# [WHAT YOU SHOULD DO]
Gather every line that includes the word "text", please.

★ ★ ★ ★ ★

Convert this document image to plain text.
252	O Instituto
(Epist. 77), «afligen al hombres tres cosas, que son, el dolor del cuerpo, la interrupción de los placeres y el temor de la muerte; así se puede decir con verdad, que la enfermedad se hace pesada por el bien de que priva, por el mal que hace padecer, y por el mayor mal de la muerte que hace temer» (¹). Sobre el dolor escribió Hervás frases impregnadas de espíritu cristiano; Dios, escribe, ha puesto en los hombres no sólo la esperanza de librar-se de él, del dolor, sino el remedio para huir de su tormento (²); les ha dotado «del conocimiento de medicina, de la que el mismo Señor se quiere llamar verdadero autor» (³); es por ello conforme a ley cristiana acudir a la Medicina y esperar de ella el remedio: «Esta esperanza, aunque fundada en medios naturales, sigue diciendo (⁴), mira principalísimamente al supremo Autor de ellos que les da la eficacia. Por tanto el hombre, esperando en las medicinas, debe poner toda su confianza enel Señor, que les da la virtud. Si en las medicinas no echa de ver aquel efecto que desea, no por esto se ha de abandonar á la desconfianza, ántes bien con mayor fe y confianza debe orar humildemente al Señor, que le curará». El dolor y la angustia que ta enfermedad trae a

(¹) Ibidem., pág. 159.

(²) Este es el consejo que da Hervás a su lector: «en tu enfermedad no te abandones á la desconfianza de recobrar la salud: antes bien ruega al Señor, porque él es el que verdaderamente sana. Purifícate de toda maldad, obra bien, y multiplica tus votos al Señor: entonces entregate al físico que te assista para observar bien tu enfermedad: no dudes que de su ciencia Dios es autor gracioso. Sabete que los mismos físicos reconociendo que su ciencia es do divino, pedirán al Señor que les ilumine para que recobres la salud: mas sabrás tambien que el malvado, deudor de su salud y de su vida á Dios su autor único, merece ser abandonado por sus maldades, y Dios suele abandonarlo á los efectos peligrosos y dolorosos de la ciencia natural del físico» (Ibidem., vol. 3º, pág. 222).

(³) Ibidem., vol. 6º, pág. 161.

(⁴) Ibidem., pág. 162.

★ ★ ★ ★ ★

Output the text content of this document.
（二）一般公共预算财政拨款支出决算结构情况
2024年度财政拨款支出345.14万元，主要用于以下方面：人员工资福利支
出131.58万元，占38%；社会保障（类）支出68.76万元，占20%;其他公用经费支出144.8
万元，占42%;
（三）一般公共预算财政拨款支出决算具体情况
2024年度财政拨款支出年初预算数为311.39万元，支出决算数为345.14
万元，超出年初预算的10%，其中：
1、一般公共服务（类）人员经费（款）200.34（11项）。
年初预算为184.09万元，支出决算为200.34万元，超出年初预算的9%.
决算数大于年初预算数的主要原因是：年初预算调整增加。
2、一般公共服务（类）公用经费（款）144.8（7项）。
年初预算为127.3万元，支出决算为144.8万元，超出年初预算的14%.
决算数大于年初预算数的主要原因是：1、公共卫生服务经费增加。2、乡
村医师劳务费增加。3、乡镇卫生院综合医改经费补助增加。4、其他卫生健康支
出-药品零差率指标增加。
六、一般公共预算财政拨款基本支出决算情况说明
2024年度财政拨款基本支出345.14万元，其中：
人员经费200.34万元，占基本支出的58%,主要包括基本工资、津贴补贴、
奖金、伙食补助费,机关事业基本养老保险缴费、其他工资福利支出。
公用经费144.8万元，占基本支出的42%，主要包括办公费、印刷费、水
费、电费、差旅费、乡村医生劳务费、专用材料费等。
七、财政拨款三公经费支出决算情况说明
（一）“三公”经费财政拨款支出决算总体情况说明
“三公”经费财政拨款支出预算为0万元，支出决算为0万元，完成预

★ ★ ★ ★ ★

# [COMPLETE RESPONSE]
Convert this document image to plain text.
Output the text content of this document.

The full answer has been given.